» Request
Write out each record again exactly as it stands.

» Source material
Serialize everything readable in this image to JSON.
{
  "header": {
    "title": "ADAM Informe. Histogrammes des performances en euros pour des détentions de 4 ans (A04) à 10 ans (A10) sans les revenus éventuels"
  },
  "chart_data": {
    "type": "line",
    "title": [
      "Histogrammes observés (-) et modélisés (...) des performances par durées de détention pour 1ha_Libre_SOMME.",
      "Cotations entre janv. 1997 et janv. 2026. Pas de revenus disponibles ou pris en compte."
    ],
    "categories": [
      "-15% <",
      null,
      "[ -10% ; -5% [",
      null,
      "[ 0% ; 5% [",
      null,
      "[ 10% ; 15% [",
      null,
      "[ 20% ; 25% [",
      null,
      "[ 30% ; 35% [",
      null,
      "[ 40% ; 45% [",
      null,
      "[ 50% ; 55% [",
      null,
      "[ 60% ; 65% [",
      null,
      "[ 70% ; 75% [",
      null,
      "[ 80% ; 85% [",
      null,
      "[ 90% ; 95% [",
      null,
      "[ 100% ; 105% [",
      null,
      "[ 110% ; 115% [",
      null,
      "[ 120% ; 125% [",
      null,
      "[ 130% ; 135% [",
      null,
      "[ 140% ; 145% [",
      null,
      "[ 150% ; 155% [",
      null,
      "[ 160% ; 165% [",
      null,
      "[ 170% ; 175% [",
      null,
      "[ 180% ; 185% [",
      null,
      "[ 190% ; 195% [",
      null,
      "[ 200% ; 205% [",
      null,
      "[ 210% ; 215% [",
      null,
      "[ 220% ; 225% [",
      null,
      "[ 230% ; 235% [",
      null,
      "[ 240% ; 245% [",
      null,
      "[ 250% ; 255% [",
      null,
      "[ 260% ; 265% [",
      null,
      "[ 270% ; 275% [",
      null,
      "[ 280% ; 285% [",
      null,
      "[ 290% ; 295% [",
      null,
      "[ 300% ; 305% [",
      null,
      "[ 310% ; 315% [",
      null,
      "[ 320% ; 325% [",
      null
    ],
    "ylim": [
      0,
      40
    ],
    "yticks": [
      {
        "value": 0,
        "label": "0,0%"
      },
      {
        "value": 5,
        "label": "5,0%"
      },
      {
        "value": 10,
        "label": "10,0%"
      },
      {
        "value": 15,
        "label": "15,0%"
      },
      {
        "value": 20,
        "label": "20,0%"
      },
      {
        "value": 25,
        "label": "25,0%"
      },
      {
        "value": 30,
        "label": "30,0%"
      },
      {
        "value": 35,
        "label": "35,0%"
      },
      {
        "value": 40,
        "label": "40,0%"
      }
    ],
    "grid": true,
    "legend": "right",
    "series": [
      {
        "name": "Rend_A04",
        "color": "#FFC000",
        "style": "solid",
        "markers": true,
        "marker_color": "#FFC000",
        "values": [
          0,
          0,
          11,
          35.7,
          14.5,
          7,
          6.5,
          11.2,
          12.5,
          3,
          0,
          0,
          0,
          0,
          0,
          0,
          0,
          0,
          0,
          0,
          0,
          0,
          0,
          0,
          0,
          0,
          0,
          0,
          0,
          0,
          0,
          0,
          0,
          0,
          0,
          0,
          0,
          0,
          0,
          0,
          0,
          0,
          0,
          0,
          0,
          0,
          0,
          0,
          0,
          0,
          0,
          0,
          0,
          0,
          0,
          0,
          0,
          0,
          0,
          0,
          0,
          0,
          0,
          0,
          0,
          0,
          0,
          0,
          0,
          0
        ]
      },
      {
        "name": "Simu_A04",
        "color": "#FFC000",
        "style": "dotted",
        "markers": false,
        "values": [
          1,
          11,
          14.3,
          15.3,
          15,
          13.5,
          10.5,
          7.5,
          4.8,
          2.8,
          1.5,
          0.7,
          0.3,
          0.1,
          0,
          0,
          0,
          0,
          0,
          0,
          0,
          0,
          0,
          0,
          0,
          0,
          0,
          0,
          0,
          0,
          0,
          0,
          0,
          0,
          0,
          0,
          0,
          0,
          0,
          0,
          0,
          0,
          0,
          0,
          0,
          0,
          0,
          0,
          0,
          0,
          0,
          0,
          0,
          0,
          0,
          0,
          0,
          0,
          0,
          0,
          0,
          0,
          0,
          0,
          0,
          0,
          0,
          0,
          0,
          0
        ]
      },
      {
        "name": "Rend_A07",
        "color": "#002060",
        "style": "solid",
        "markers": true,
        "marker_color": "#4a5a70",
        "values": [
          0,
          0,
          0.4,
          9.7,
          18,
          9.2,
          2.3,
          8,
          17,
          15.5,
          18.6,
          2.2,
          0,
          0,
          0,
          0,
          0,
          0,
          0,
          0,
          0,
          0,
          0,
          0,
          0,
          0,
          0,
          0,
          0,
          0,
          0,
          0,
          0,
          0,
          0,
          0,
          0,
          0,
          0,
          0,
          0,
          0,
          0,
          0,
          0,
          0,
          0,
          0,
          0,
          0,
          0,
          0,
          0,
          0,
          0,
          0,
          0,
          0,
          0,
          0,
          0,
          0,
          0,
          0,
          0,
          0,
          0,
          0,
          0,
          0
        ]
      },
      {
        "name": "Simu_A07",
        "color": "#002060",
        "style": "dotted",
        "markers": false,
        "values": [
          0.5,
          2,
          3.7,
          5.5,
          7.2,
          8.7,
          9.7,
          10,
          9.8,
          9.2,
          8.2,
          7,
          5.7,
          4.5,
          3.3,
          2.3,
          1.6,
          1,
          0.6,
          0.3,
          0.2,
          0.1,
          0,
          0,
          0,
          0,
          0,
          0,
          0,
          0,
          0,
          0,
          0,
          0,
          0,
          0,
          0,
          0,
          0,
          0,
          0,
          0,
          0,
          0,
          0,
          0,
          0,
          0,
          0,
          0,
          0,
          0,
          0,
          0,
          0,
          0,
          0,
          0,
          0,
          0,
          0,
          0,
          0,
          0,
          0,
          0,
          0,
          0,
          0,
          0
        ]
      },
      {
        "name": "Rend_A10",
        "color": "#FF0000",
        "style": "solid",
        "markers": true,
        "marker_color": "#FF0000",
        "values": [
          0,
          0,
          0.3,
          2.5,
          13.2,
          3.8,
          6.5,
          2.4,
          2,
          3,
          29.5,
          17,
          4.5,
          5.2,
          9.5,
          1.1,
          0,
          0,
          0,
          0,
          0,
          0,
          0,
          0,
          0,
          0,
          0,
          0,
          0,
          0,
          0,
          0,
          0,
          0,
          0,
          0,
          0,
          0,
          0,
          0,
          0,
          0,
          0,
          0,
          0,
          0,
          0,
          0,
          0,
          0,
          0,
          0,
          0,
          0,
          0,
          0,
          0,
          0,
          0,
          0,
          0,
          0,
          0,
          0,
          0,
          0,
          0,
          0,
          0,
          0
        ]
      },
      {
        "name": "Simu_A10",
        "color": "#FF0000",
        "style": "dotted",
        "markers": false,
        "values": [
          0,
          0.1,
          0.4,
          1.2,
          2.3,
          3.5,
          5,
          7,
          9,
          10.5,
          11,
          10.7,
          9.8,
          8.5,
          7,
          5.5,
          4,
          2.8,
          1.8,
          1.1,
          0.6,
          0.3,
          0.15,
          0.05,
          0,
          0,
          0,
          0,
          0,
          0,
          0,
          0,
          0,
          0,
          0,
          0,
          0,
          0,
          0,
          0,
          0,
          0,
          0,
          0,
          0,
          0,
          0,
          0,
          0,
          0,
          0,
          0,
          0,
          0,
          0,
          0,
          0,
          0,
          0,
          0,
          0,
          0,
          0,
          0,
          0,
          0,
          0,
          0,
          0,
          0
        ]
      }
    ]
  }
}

» The completed task
Serialize everything readable in this image to JSON.
{
  "header": {
    "title": "ADAM Informe. Histogrammes des performances en euros pour des détentions de 4 ans (A04) à 10 ans (A10) sans les revenus éventuels"
  },
  "chart_data": {
    "type": "line",
    "title": [
      "Histogrammes observés (-) et modélisés (...) des performances par durées de détention pour 1ha_Libre_SOMME.",
      "Cotations entre janv. 1997 et janv. 2026. Pas de revenus disponibles ou pris en compte."
    ],
    "categories": [
      "-15% <",
      null,
      "[ -10% ; -5% [",
      null,
      "[ 0% ; 5% [",
      null,
      "[ 10% ; 15% [",
      null,
      "[ 20% ; 25% [",
      null,
      "[ 30% ; 35% [",
      null,
      "[ 40% ; 45% [",
      null,
      "[ 50% ; 55% [",
      null,
      "[ 60% ; 65% [",
      null,
      "[ 70% ; 75% [",
      null,
      "[ 80% ; 85% [",
      null,
      "[ 90% ; 95% [",
      null,
      "[ 100% ; 105% [",
      null,
      "[ 110% ; 115% [",
      null,
      "[ 120% ; 125% [",
      null,
      "[ 130% ; 135% [",
      null,
      "[ 140% ; 145% [",
      null,
      "[ 150% ; 155% [",
      null,
      "[ 160% ; 165% [",
      null,
      "[ 170% ; 175% [",
      null,
      "[ 180% ; 185% [",
      null,
      "[ 190% ; 195% [",
      null,
      "[ 200% ; 205% [",
      null,
      "[ 210% ; 215% [",
      null,
      "[ 220% ; 225% [",
      null,
      "[ 230% ; 235% [",
      null,
      "[ 240% ; 245% [",
      null,
      "[ 250% ; 255% [",
      null,
      "[ 260% ; 265% [",
      null,
      "[ 270% ; 275% [",
      null,
      "[ 280% ; 285% [",
      null,
      "[ 290% ; 295% [",
      null,
      "[ 300% ; 305% [",
      null,
      "[ 310% ; 315% [",
      null,
      "[ 320% ; 325% [",
      null
    ],
    "ylim": [
      0,
      40
    ],
    "yticks": [
      {
        "value": 0,
        "label": "0,0%"
      },
      {
        "value": 5,
        "label": "5,0%"
      },
      {
        "value": 10,
        "label": "10,0%"
      },
      {
        "value": 15,
        "label": "15,0%"
      },
      {
        "value": 20,
        "label": "20,0%"
      },
      {
        "value": 25,
        "label": "25,0%"
      },
      {
        "value": 30,
        "label": "30,0%"
      },
      {
        "value": 35,
        "label": "35,0%"
      },
      {
        "value": 40,
        "label": "40,0%"
      }
    ],
    "grid": true,
    "legend": "right",
    "series": [
      {
        "name": "Rend_A04",
        "color": "#FFC000",
        "style": "solid",
        "markers": true,
        "marker_color": "#FFC000",
        "values": [
          0,
          0,
          11,
          35.7,
          14.5,
          7,
          6.5,
          11.2,
          12.5,
          3,
          0,
          0,
          0,
          0,
          0,
          0,
          0,
          0,
          0,
          0,
          0,
          0,
          0,
          0,
          0,
          0,
          0,
          0,
          0,
          0,
          0,
          0,
          0,
          0,
          0,
          0,
          0,
          0,
          0,
          0,
          0,
          0,
          0,
          0,
          0,
          0,
          0,
          0,
          0,
          0,
          0,
          0,
          0,
          0,
          0,
          0,
          0,
          0,
          0,
          0,
          0,
          0,
          0,
          0,
          0,
          0,
          0,
          0,
          0,
          0
        ]
      },
      {
        "name": "Simu_A04",
        "color": "#FFC000",
        "style": "dotted",
        "markers": false,
        "values": [
          1,
          11,
          14.3,
          15.3,
          15,
          13.5,
          10.5,
          7.5,
          4.8,
          2.8,
          1.5,
          0.7,
          0.3,
          0.1,
          0,
          0,
          0,
          0,
          0,
          0,
          0,
          0,
          0,
          0,
          0,
          0,
          0,
          0,
          0,
          0,
          0,
          0,
          0,
          0,
          0,
          0,
          0,
          0,
          0,
          0,
          0,
          0,
          0,
          0,
          0,
          0,
          0,
          0,
          0,
          0,
          0,
          0,
          0,
          0,
          0,
          0,
          0,
          0,
          0,
          0,
          0,
          0,
          0,
          0,
          0,
          0,
          0,
          0,
          0,
          0
        ]
      },
      {
        "name": "Rend_A07",
        "color": "#002060",
        "style": "solid",
        "markers": true,
        "marker_color": "#4a5a70",
        "values": [
          0,
          0,
          0.4,
          9.7,
          18,
          9.2,
          2.3,
          8,
          17,
          15.5,
          18.6,
          2.2,
          0,
          0,
          0,
          0,
          0,
          0,
          0,
          0,
          0,
          0,
          0,
          0,
          0,
          0,
          0,
          0,
          0,
          0,
          0,
          0,
          0,
          0,
          0,
          0,
          0,
          0,
          0,
          0,
          0,
          0,
          0,
          0,
          0,
          0,
          0,
          0,
          0,
          0,
          0,
          0,
          0,
          0,
          0,
          0,
          0,
          0,
          0,
          0,
          0,
          0,
          0,
          0,
          0,
          0,
          0,
          0,
          0,
          0
        ]
      },
      {
        "name": "Simu_A07",
        "color": "#002060",
        "style": "dotted",
        "markers": false,
        "values": [
          0.5,
          2,
          3.7,
          5.5,
          7.2,
          8.7,
          9.7,
          10,
          9.8,
          9.2,
          8.2,
          7,
          5.7,
          4.5,
          3.3,
          2.3,
          1.6,
          1,
          0.6,
          0.3,
          0.2,
          0.1,
          0,
          0,
          0,
          0,
          0,
          0,
          0,
          0,
          0,
          0,
          0,
          0,
          0,
          0,
          0,
          0,
          0,
          0,
          0,
          0,
          0,
          0,
          0,
          0,
          0,
          0,
          0,
          0,
          0,
          0,
          0,
          0,
          0,
          0,
          0,
          0,
          0,
          0,
          0,
          0,
          0,
          0,
          0,
          0,
          0,
          0,
          0,
          0
        ]
      },
      {
        "name": "Rend_A10",
        "color": "#FF0000",
        "style": "solid",
        "markers": true,
        "marker_color": "#FF0000",
        "values": [
          0,
          0,
          0.3,
          2.5,
          13.2,
          3.8,
          6.5,
          2.4,
          2,
          3,
          29.5,
          17,
          4.5,
          5.2,
          9.5,
          1.1,
          0,
          0,
          0,
          0,
          0,
          0,
          0,
          0,
          0,
          0,
          0,
          0,
          0,
          0,
          0,
          0,
          0,
          0,
          0,
          0,
          0,
          0,
          0,
          0,
          0,
          0,
          0,
          0,
          0,
          0,
          0,
          0,
          0,
          0,
          0,
          0,
          0,
          0,
          0,
          0,
          0,
          0,
          0,
          0,
          0,
          0,
          0,
          0,
          0,
          0,
          0,
          0,
          0,
          0
        ]
      },
      {
        "name": "Simu_A10",
        "color": "#FF0000",
        "style": "dotted",
        "markers": false,
        "values": [
          0,
          0.1,
          0.4,
          1.2,
          2.3,
          3.5,
          5,
          7,
          9,
          10.5,
          11,
          10.7,
          9.8,
          8.5,
          7,
          5.5,
          4,
          2.8,
          1.8,
          1.1,
          0.6,
          0.3,
          0.15,
          0.05,
          0,
          0,
          0,
          0,
          0,
          0,
          0,
          0,
          0,
          0,
          0,
          0,
          0,
          0,
          0,
          0,
          0,
          0,
          0,
          0,
          0,
          0,
          0,
          0,
          0,
          0,
          0,
          0,
          0,
          0,
          0,
          0,
          0,
          0,
          0,
          0,
          0,
          0,
          0,
          0,
          0,
          0,
          0,
          0,
          0,
          0
        ]
      }
    ]
  }
}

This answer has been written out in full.